--- START OF STORED DATA ---

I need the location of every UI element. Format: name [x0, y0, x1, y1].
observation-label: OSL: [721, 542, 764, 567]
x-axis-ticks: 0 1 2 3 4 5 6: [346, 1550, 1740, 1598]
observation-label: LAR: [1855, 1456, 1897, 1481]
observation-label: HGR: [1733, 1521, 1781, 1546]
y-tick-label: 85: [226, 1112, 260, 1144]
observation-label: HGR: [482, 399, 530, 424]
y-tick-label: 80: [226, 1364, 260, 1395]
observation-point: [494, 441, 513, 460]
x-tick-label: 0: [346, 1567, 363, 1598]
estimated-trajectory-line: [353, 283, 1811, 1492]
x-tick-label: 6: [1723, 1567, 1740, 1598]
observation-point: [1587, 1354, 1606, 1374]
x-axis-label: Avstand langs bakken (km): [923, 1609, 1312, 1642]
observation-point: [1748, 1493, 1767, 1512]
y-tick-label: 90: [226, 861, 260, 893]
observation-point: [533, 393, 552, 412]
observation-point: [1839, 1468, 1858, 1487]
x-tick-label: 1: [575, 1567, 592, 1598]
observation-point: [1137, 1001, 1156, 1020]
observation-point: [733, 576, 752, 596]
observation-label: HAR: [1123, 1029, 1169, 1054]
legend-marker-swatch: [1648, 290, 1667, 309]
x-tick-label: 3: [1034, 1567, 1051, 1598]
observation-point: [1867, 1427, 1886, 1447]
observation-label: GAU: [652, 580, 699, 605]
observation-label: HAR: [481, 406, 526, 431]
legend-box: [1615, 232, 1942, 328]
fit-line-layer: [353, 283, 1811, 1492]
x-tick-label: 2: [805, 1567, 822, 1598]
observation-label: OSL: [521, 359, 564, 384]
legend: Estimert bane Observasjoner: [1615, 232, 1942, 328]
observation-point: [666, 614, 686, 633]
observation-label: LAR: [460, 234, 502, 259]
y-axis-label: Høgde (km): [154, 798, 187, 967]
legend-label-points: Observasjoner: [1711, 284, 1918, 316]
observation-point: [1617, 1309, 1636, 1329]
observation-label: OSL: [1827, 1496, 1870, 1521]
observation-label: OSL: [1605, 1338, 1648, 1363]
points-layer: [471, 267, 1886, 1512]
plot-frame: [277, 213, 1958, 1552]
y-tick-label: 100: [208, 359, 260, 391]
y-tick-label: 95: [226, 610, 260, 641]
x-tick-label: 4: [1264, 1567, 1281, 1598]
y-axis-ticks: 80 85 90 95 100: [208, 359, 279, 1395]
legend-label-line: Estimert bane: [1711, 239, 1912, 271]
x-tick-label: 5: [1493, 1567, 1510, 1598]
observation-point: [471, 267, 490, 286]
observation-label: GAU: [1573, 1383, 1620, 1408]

--- END OF STORED DATA ---

**THE EXERCISE:** Can you extract every line of the records above and repeat each one exactly?

**COMPLETE OUTPUT:**
I need the location of every UI element. Format: name [x0, y0, x1, y1].
observation-label: OSL: [721, 542, 764, 567]
x-axis-ticks: 0 1 2 3 4 5 6: [346, 1550, 1740, 1598]
observation-label: LAR: [1855, 1456, 1897, 1481]
observation-label: HGR: [1733, 1521, 1781, 1546]
y-tick-label: 85: [226, 1112, 260, 1144]
observation-label: HGR: [482, 399, 530, 424]
y-tick-label: 80: [226, 1364, 260, 1395]
observation-point: [494, 441, 513, 460]
x-tick-label: 0: [346, 1567, 363, 1598]
estimated-trajectory-line: [353, 283, 1811, 1492]
x-tick-label: 6: [1723, 1567, 1740, 1598]
observation-point: [1587, 1354, 1606, 1374]
x-axis-label: Avstand langs bakken (km): [923, 1609, 1312, 1642]
observation-point: [1748, 1493, 1767, 1512]
y-tick-label: 90: [226, 861, 260, 893]
observation-point: [533, 393, 552, 412]
observation-point: [1839, 1468, 1858, 1487]
x-tick-label: 1: [575, 1567, 592, 1598]
observation-point: [1137, 1001, 1156, 1020]
observation-point: [733, 576, 752, 596]
observation-label: HAR: [1123, 1029, 1169, 1054]
legend-marker-swatch: [1648, 290, 1667, 309]
x-tick-label: 3: [1034, 1567, 1051, 1598]
observation-point: [1867, 1427, 1886, 1447]
observation-label: GAU: [652, 580, 699, 605]
observation-label: HAR: [481, 406, 526, 431]
legend-box: [1615, 232, 1942, 328]
fit-line-layer: [353, 283, 1811, 1492]
x-tick-label: 2: [805, 1567, 822, 1598]
observation-label: OSL: [521, 359, 564, 384]
legend: Estimert bane Observasjoner: [1615, 232, 1942, 328]
observation-point: [666, 614, 686, 633]
observation-label: LAR: [460, 234, 502, 259]
y-axis-label: Høgde (km): [154, 798, 187, 967]
legend-label-points: Observasjoner: [1711, 284, 1918, 316]
observation-point: [1617, 1309, 1636, 1329]
observation-label: OSL: [1827, 1496, 1870, 1521]
observation-label: OSL: [1605, 1338, 1648, 1363]
points-layer: [471, 267, 1886, 1512]
plot-frame: [277, 213, 1958, 1552]
y-tick-label: 100: [208, 359, 260, 391]
y-tick-label: 95: [226, 610, 260, 641]
x-tick-label: 4: [1264, 1567, 1281, 1598]
y-axis-ticks: 80 85 90 95 100: [208, 359, 279, 1395]
legend-label-line: Estimert bane: [1711, 239, 1912, 271]
x-tick-label: 5: [1493, 1567, 1510, 1598]
observation-point: [471, 267, 490, 286]
observation-label: GAU: [1573, 1383, 1620, 1408]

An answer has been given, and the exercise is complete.